▸ **PROMPT**: Reproduce the listing below without changes, except that pictures are left out.

▸ **EXCERPTED DATA**:
[BEGIN]

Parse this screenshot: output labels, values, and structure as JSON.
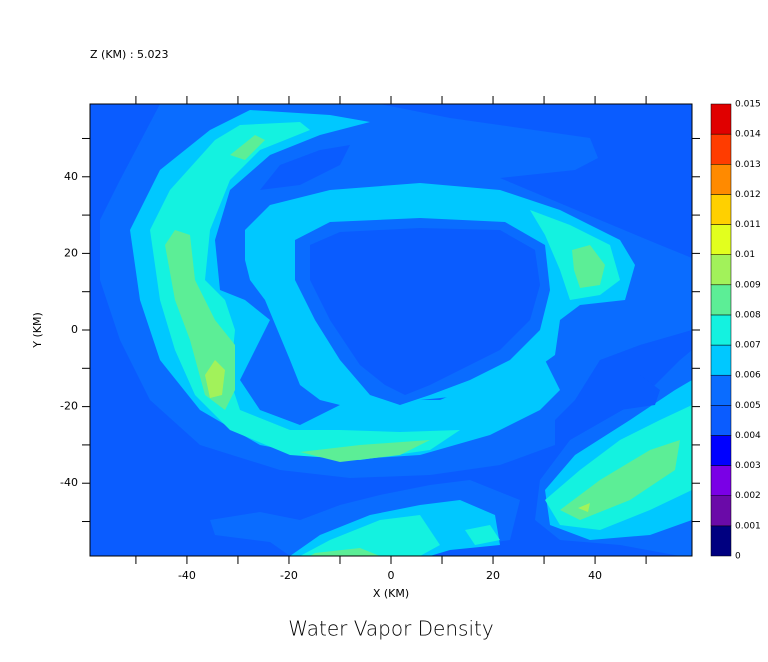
{
  "chart_data": {
    "type": "contour",
    "title": "Water Vapor Density",
    "subtitle": "Z (KM) : 5.023",
    "xlabel": "X (KM)",
    "ylabel": "Y (KM)",
    "xlim": [
      -59,
      59
    ],
    "ylim": [
      -59,
      59
    ],
    "xticks": [
      -40,
      -20,
      0,
      20,
      40
    ],
    "yticks": [
      -40,
      -20,
      0,
      20,
      40
    ],
    "xminorticks": [
      -50,
      -30,
      -10,
      10,
      30,
      50
    ],
    "yminorticks": [
      -50,
      -30,
      -10,
      10,
      30,
      50
    ],
    "levels": [
      0,
      0.001,
      0.002,
      0.003,
      0.004,
      0.005,
      0.006,
      0.007,
      0.008,
      0.009,
      0.01,
      0.011,
      0.012,
      0.013,
      0.014,
      0.015
    ],
    "colors": [
      "#000080",
      "#6a0aa8",
      "#7a00e6",
      "#0000ff",
      "#0a5cff",
      "#0a6cff",
      "#00c8ff",
      "#14f2e0",
      "#5cee96",
      "#a2f25a",
      "#e2ff1e",
      "#ffd000",
      "#ff8a00",
      "#ff3c00",
      "#e00000",
      "#a00000"
    ]
  }
}
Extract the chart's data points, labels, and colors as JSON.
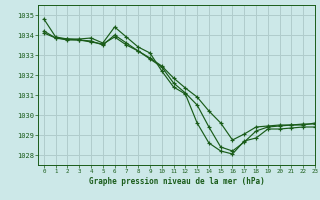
{
  "title": "Graphe pression niveau de la mer (hPa)",
  "background_color": "#cce8e8",
  "grid_color": "#b0cccc",
  "line_color": "#1a5c1a",
  "xlim": [
    -0.5,
    23
  ],
  "ylim": [
    1027.5,
    1035.5
  ],
  "yticks": [
    1028,
    1029,
    1030,
    1031,
    1032,
    1033,
    1034,
    1035
  ],
  "xticks": [
    0,
    1,
    2,
    3,
    4,
    5,
    6,
    7,
    8,
    9,
    10,
    11,
    12,
    13,
    14,
    15,
    16,
    17,
    18,
    19,
    20,
    21,
    22,
    23
  ],
  "series": [
    [
      1034.8,
      1033.9,
      1033.8,
      1033.8,
      1033.85,
      1033.6,
      1034.4,
      1033.9,
      1033.4,
      1033.1,
      1032.2,
      1031.4,
      1031.05,
      1029.6,
      1028.6,
      1028.2,
      1028.05,
      1028.7,
      1028.85,
      1029.3,
      1029.3,
      1029.35,
      1029.4,
      1029.4
    ],
    [
      1034.2,
      1033.85,
      1033.75,
      1033.75,
      1033.7,
      1033.5,
      1034.0,
      1033.6,
      1033.2,
      1032.8,
      1032.4,
      1031.6,
      1031.1,
      1030.5,
      1029.4,
      1028.4,
      1028.2,
      1028.65,
      1029.2,
      1029.4,
      1029.45,
      1029.5,
      1029.5,
      1029.6
    ],
    [
      1034.1,
      1033.85,
      1033.8,
      1033.75,
      1033.65,
      1033.55,
      1033.9,
      1033.5,
      1033.2,
      1032.85,
      1032.45,
      1031.85,
      1031.35,
      1030.9,
      1030.2,
      1029.6,
      1028.75,
      1029.05,
      1029.4,
      1029.45,
      1029.5,
      1029.5,
      1029.55,
      1029.55
    ]
  ]
}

[END]

▸ **TASK ANSWER**:
Parse this screenshot: output labels, values, and structure as JSON.
{
  "chart_data": {
    "type": "contour",
    "title": "Water Vapor Density",
    "subtitle": "Z (KM) : 5.023",
    "xlabel": "X (KM)",
    "ylabel": "Y (KM)",
    "xlim": [
      -59,
      59
    ],
    "ylim": [
      -59,
      59
    ],
    "xticks": [
      -40,
      -20,
      0,
      20,
      40
    ],
    "yticks": [
      -40,
      -20,
      0,
      20,
      40
    ],
    "xminorticks": [
      -50,
      -30,
      -10,
      10,
      30,
      50
    ],
    "yminorticks": [
      -50,
      -30,
      -10,
      10,
      30,
      50
    ],
    "levels": [
      0,
      0.001,
      0.002,
      0.003,
      0.004,
      0.005,
      0.006,
      0.007,
      0.008,
      0.009,
      0.01,
      0.011,
      0.012,
      0.013,
      0.014,
      0.015
    ],
    "colors": [
      "#000080",
      "#6a0aa8",
      "#7a00e6",
      "#0000ff",
      "#0a5cff",
      "#0a6cff",
      "#00c8ff",
      "#14f2e0",
      "#5cee96",
      "#a2f25a",
      "#e2ff1e",
      "#ffd000",
      "#ff8a00",
      "#ff3c00",
      "#e00000",
      "#a00000"
    ]
  }
}
Extract the chart's data points, labels, and colors as JSON.
{
  "title": "Graphe pression niveau de la mer (hPa)",
  "background_color": "#cce8e8",
  "grid_color": "#b0cccc",
  "line_color": "#1a5c1a",
  "xlim": [
    -0.5,
    23
  ],
  "ylim": [
    1027.5,
    1035.5
  ],
  "yticks": [
    1028,
    1029,
    1030,
    1031,
    1032,
    1033,
    1034,
    1035
  ],
  "xticks": [
    0,
    1,
    2,
    3,
    4,
    5,
    6,
    7,
    8,
    9,
    10,
    11,
    12,
    13,
    14,
    15,
    16,
    17,
    18,
    19,
    20,
    21,
    22,
    23
  ],
  "series": [
    [
      1034.8,
      1033.9,
      1033.8,
      1033.8,
      1033.85,
      1033.6,
      1034.4,
      1033.9,
      1033.4,
      1033.1,
      1032.2,
      1031.4,
      1031.05,
      1029.6,
      1028.6,
      1028.2,
      1028.05,
      1028.7,
      1028.85,
      1029.3,
      1029.3,
      1029.35,
      1029.4,
      1029.4
    ],
    [
      1034.2,
      1033.85,
      1033.75,
      1033.75,
      1033.7,
      1033.5,
      1034.0,
      1033.6,
      1033.2,
      1032.8,
      1032.4,
      1031.6,
      1031.1,
      1030.5,
      1029.4,
      1028.4,
      1028.2,
      1028.65,
      1029.2,
      1029.4,
      1029.45,
      1029.5,
      1029.5,
      1029.6
    ],
    [
      1034.1,
      1033.85,
      1033.8,
      1033.75,
      1033.65,
      1033.55,
      1033.9,
      1033.5,
      1033.2,
      1032.85,
      1032.45,
      1031.85,
      1031.35,
      1030.9,
      1030.2,
      1029.6,
      1028.75,
      1029.05,
      1029.4,
      1029.45,
      1029.5,
      1029.5,
      1029.55,
      1029.55
    ]
  ]
}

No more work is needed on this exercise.